The warmonger regroupment around Petraeus has been noticed across the Atlantic by the June 12 London Economist, which measures a Petraeus-Daniels ticket against a Palin-Huckabee one. In another article, the city of London house organ notes that, in addition to Huckabee, Romney, Palin, Pawlenty, and Barbour, “a few even hope that General David Petraeus could be lured in.” In reality, Petraeus is more than eager. If current US reactionary politics resembles the mad Hatter’s tea party with Alice and the white rabbit, as the Economist cover suggests, perhaps Petraeus can bring power out of chaos.

Once we know that the neocons are running the Petraeus for President campaign, much else becomes clear, especially if we recall the neocon methods used in connection with the Iraq invasion of 2003. The planted puff piece about Afghan minerals has neocon fingerprints all over it; it may have been concocted at the AEI. It implies that NATO states that stick with the US might receive a piece of the action when it comes to looting these natural resources. This is exactly the way that reconstruction contracts in Iraq were employed under neocon auspices. Back in those days, the Germans and the French were excluded because they had opposed the neocon-induced war hysteria of 2003.

> _Data excerpt_:
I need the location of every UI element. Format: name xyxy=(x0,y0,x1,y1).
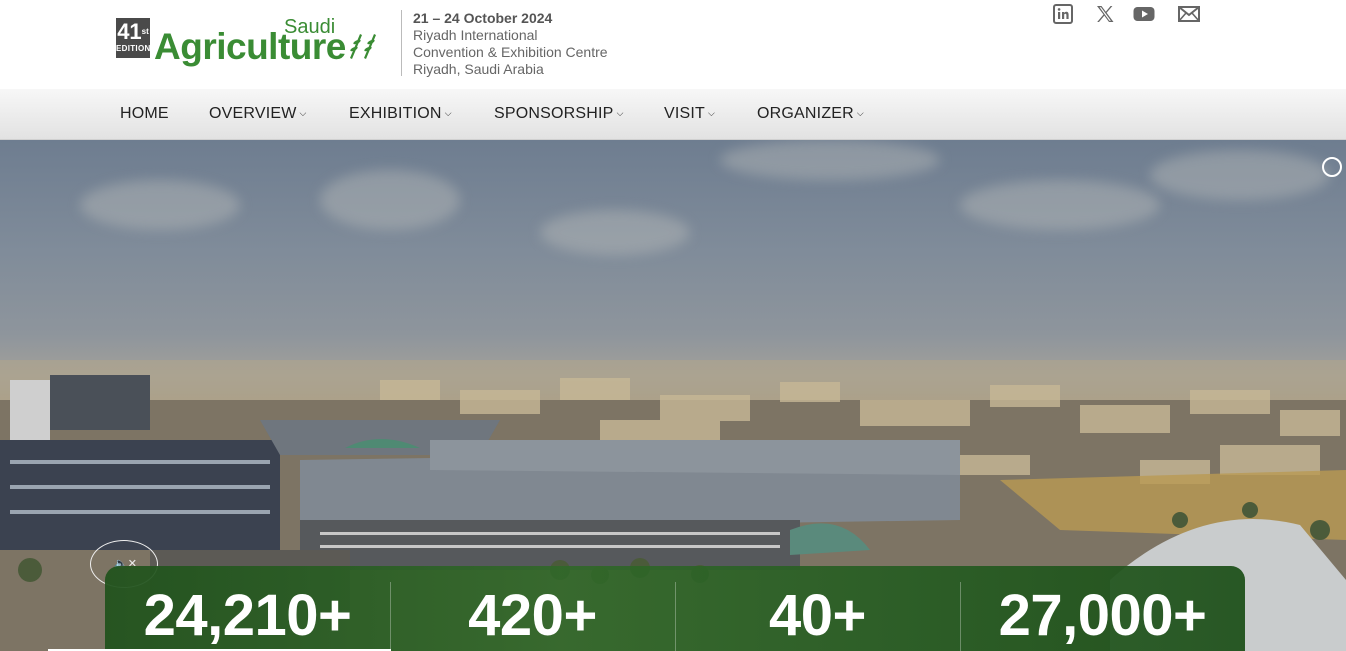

> _Exercise directions_: Copy out the entire passage above about the push to draft David Petraeus for president, word for word.

> _Task result_:
The warmonger regroupment around Petraeus has been noticed across the Atlantic by the June 12 London Economist, which measures a Petraeus-Daniels ticket against a Palin-Huckabee one. In another article, the city of London house organ notes that, in addition to Huckabee, Romney, Palin, Pawlenty, and Barbour, “a few even hope that General David Petraeus could be lured in.” In reality, Petraeus is more than eager. If current US reactionary politics resembles the mad Hatter’s tea party with Alice and the white rabbit, as the Economist cover suggests, perhaps Petraeus can bring power out of chaos.

Once we know that the neocons are running the Petraeus for President campaign, much else becomes clear, especially if we recall the neocon methods used in connection with the Iraq invasion of 2003. The planted puff piece about Afghan minerals has neocon fingerprints all over it; it may have been concocted at the AEI. It implies that NATO states that stick with the US might receive a piece of the action when it comes to looting these natural resources. This is exactly the way that reconstruction contracts in Iraq were employed under neocon auspices. Back in those days, the Germans and the French were excluded because they had opposed the neocon-induced war hysteria of 2003.